* **Records for the exercise**
------------------------------------------------------------

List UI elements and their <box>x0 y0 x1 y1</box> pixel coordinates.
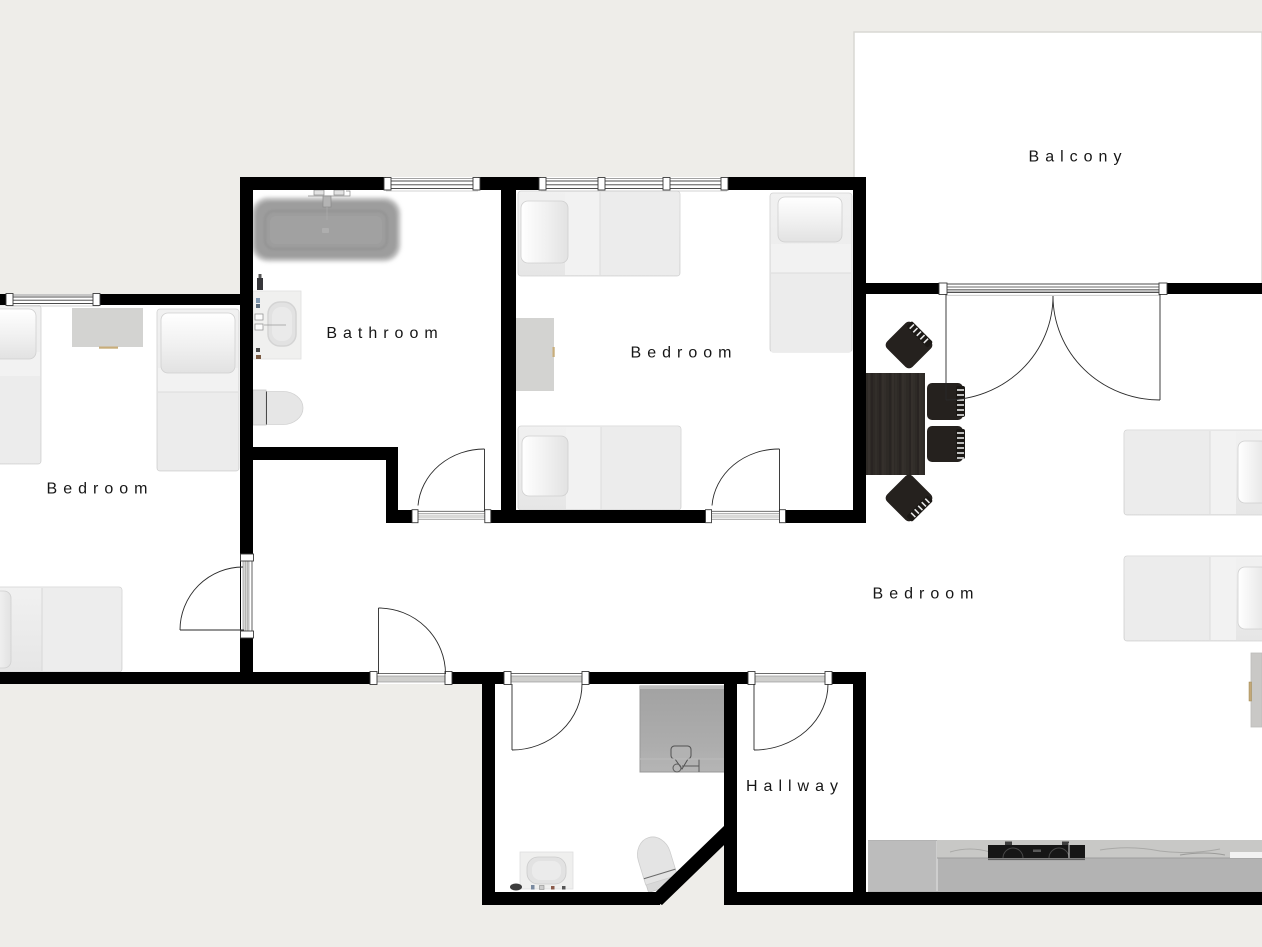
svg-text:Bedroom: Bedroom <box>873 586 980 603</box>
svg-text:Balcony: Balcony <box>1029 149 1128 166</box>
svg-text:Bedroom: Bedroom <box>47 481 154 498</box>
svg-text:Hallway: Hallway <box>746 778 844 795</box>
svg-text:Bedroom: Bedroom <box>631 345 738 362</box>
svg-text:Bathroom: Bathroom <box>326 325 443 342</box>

------------------------------------------------------------

* **Written problem**
Put every line of the items above into a Markdown table with the columns Row and Item line, numbering each row and skipping blank lines. Leave the pictures out.

* **Result**
| Row | Item line |
|---|---|
| 1 | List UI elements and their <box>x0 y0 x1 y1</box> pixel coordinates. |
| 2 | svg-text:Bedroom: Bedroom <box>873 586 980 603</box> |
| 3 | svg-text:Balcony: Balcony <box>1029 149 1128 166</box> |
| 4 | svg-text:Bedroom: Bedroom <box>47 481 154 498</box> |
| 5 | svg-text:Hallway: Hallway <box>746 778 844 795</box> |
| 6 | svg-text:Bedroom: Bedroom <box>631 345 738 362</box> |
| 7 | svg-text:Bathroom: Bathroom <box>326 325 443 342</box> |